▶ _THE TASK_:
Repeat the records in full and exactly, omitting pictures.

▶ _STORED ROWS_:
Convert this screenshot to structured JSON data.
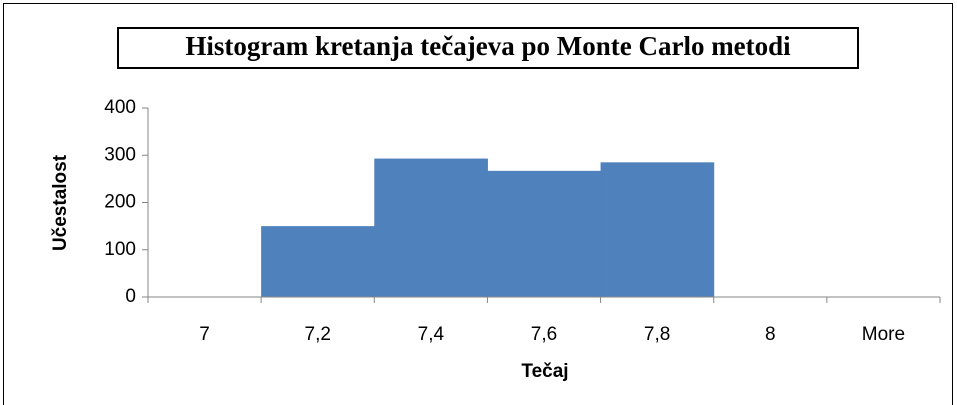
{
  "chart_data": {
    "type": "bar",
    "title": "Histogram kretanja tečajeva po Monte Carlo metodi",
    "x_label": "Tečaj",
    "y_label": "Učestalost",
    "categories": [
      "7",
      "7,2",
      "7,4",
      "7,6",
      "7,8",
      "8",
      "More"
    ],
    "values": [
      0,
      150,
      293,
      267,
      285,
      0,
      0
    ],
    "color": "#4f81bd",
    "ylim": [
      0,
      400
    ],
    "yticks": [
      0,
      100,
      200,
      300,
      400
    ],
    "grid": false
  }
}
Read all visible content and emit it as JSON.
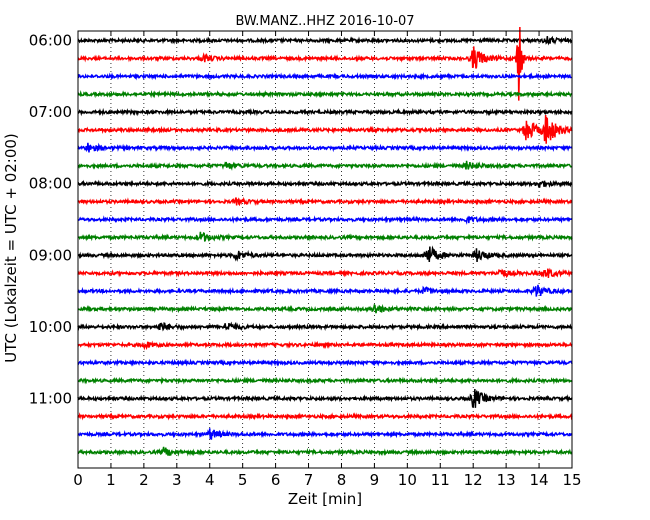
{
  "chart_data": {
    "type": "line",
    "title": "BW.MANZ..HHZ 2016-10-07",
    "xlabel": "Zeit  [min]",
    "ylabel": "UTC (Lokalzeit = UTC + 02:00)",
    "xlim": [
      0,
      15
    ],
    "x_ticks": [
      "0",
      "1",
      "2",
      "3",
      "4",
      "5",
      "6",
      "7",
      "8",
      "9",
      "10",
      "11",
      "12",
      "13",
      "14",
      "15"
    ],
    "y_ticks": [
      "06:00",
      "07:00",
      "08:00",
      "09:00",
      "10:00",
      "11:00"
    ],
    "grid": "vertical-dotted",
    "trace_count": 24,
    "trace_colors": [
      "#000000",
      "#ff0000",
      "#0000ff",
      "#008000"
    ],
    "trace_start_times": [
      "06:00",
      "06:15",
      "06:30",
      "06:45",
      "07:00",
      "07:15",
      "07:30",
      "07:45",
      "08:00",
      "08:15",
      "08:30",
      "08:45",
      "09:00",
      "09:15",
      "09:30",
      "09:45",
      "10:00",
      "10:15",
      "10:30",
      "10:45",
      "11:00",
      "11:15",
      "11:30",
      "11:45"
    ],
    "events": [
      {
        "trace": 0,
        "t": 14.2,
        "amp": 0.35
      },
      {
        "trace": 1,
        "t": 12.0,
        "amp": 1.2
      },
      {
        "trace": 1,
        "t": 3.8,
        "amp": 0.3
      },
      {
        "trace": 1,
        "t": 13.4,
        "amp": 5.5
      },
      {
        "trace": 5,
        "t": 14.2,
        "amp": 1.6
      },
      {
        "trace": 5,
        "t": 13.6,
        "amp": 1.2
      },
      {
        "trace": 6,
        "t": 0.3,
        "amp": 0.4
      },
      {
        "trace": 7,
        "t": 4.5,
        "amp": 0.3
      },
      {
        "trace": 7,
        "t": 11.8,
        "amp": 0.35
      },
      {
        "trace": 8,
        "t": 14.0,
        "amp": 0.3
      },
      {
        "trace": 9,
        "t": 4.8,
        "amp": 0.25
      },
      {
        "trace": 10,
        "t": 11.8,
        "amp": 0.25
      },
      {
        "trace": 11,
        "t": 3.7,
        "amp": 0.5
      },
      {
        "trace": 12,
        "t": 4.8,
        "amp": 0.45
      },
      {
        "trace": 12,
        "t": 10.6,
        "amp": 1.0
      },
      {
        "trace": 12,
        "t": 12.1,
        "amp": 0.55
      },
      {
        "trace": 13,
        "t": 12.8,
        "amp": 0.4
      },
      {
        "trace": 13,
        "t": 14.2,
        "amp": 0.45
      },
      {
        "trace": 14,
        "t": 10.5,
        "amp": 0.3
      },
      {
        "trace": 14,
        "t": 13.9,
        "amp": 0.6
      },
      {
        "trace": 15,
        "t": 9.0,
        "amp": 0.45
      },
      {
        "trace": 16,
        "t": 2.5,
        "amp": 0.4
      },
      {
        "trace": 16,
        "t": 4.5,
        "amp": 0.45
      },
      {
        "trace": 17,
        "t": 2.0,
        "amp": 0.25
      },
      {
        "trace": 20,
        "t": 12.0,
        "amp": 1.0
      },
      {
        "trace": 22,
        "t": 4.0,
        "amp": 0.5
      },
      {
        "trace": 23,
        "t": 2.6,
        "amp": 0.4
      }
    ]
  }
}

▶ _SOLUTION FOR THIS PROBLEM_:
Convert this screenshot to structured JSON data.
{
  "chart_data": {
    "type": "bar",
    "title": "Histogram kretanja tečajeva po Monte Carlo metodi",
    "x_label": "Tečaj",
    "y_label": "Učestalost",
    "categories": [
      "7",
      "7,2",
      "7,4",
      "7,6",
      "7,8",
      "8",
      "More"
    ],
    "values": [
      0,
      150,
      293,
      267,
      285,
      0,
      0
    ],
    "color": "#4f81bd",
    "ylim": [
      0,
      400
    ],
    "yticks": [
      0,
      100,
      200,
      300,
      400
    ],
    "grid": false
  }
}
Read all visible content and emit it as JSON.
{
  "chart_data": {
    "type": "line",
    "title": "BW.MANZ..HHZ 2016-10-07",
    "xlabel": "Zeit  [min]",
    "ylabel": "UTC (Lokalzeit = UTC + 02:00)",
    "xlim": [
      0,
      15
    ],
    "x_ticks": [
      "0",
      "1",
      "2",
      "3",
      "4",
      "5",
      "6",
      "7",
      "8",
      "9",
      "10",
      "11",
      "12",
      "13",
      "14",
      "15"
    ],
    "y_ticks": [
      "06:00",
      "07:00",
      "08:00",
      "09:00",
      "10:00",
      "11:00"
    ],
    "grid": "vertical-dotted",
    "trace_count": 24,
    "trace_colors": [
      "#000000",
      "#ff0000",
      "#0000ff",
      "#008000"
    ],
    "trace_start_times": [
      "06:00",
      "06:15",
      "06:30",
      "06:45",
      "07:00",
      "07:15",
      "07:30",
      "07:45",
      "08:00",
      "08:15",
      "08:30",
      "08:45",
      "09:00",
      "09:15",
      "09:30",
      "09:45",
      "10:00",
      "10:15",
      "10:30",
      "10:45",
      "11:00",
      "11:15",
      "11:30",
      "11:45"
    ],
    "events": [
      {
        "trace": 0,
        "t": 14.2,
        "amp": 0.35
      },
      {
        "trace": 1,
        "t": 12.0,
        "amp": 1.2
      },
      {
        "trace": 1,
        "t": 3.8,
        "amp": 0.3
      },
      {
        "trace": 1,
        "t": 13.4,
        "amp": 5.5
      },
      {
        "trace": 5,
        "t": 14.2,
        "amp": 1.6
      },
      {
        "trace": 5,
        "t": 13.6,
        "amp": 1.2
      },
      {
        "trace": 6,
        "t": 0.3,
        "amp": 0.4
      },
      {
        "trace": 7,
        "t": 4.5,
        "amp": 0.3
      },
      {
        "trace": 7,
        "t": 11.8,
        "amp": 0.35
      },
      {
        "trace": 8,
        "t": 14.0,
        "amp": 0.3
      },
      {
        "trace": 9,
        "t": 4.8,
        "amp": 0.25
      },
      {
        "trace": 10,
        "t": 11.8,
        "amp": 0.25
      },
      {
        "trace": 11,
        "t": 3.7,
        "amp": 0.5
      },
      {
        "trace": 12,
        "t": 4.8,
        "amp": 0.45
      },
      {
        "trace": 12,
        "t": 10.6,
        "amp": 1.0
      },
      {
        "trace": 12,
        "t": 12.1,
        "amp": 0.55
      },
      {
        "trace": 13,
        "t": 12.8,
        "amp": 0.4
      },
      {
        "trace": 13,
        "t": 14.2,
        "amp": 0.45
      },
      {
        "trace": 14,
        "t": 10.5,
        "amp": 0.3
      },
      {
        "trace": 14,
        "t": 13.9,
        "amp": 0.6
      },
      {
        "trace": 15,
        "t": 9.0,
        "amp": 0.45
      },
      {
        "trace": 16,
        "t": 2.5,
        "amp": 0.4
      },
      {
        "trace": 16,
        "t": 4.5,
        "amp": 0.45
      },
      {
        "trace": 17,
        "t": 2.0,
        "amp": 0.25
      },
      {
        "trace": 20,
        "t": 12.0,
        "amp": 1.0
      },
      {
        "trace": 22,
        "t": 4.0,
        "amp": 0.5
      },
      {
        "trace": 23,
        "t": 2.6,
        "amp": 0.4
      }
    ]
  }
}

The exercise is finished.